Start of Material supplied

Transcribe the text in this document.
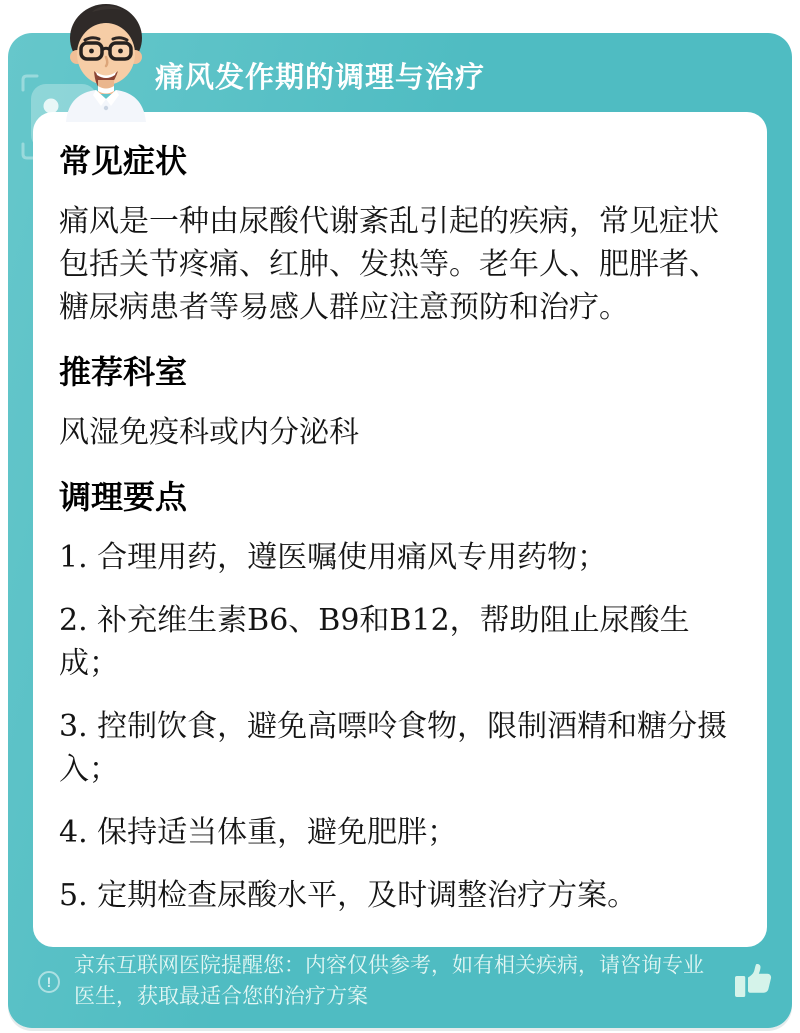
痛风发作期的调理与治疗
常见症状

痛风是一种由尿酸代谢紊乱引起的疾病，常见症状包括关节疼痛、红肿、发热等。老年人、肥胖者、糖尿病患者等易感人群应注意预防和治疗。

推荐科室

风湿免疫科或内分泌科

调理要点

1. 合理用药，遵医嘱使用痛风专用药物；

2. 补充维生素B6、B9和B12，帮助阻止尿酸生成；

3. 控制饮食，避免高嘌呤食物，限制酒精和糖分摄入；

4. 保持适当体重，避免肥胖；

5. 定期检查尿酸水平，及时调整治疗方案。

!
京东互联网医院提醒您：内容仅供参考，如有相关疾病，请咨询专业医生，获取最适合您的治疗方案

End of Material supplied

** The request **
Repeat all of the entries word for word, but omit the pictures.

** Exercise solution **
Transcribe the text in this document.
痛风发作期的调理与治疗
常见症状

痛风是一种由尿酸代谢紊乱引起的疾病，常见症状包括关节疼痛、红肿、发热等。老年人、肥胖者、糖尿病患者等易感人群应注意预防和治疗。

推荐科室

风湿免疫科或内分泌科

调理要点

1. 合理用药，遵医嘱使用痛风专用药物；

2. 补充维生素B6、B9和B12，帮助阻止尿酸生成；

3. 控制饮食，避免高嘌呤食物，限制酒精和糖分摄入；

4. 保持适当体重，避免肥胖；

5. 定期检查尿酸水平，及时调整治疗方案。

!
京东互联网医院提醒您：内容仅供参考，如有相关疾病，请咨询专业医生，获取最适合您的治疗方案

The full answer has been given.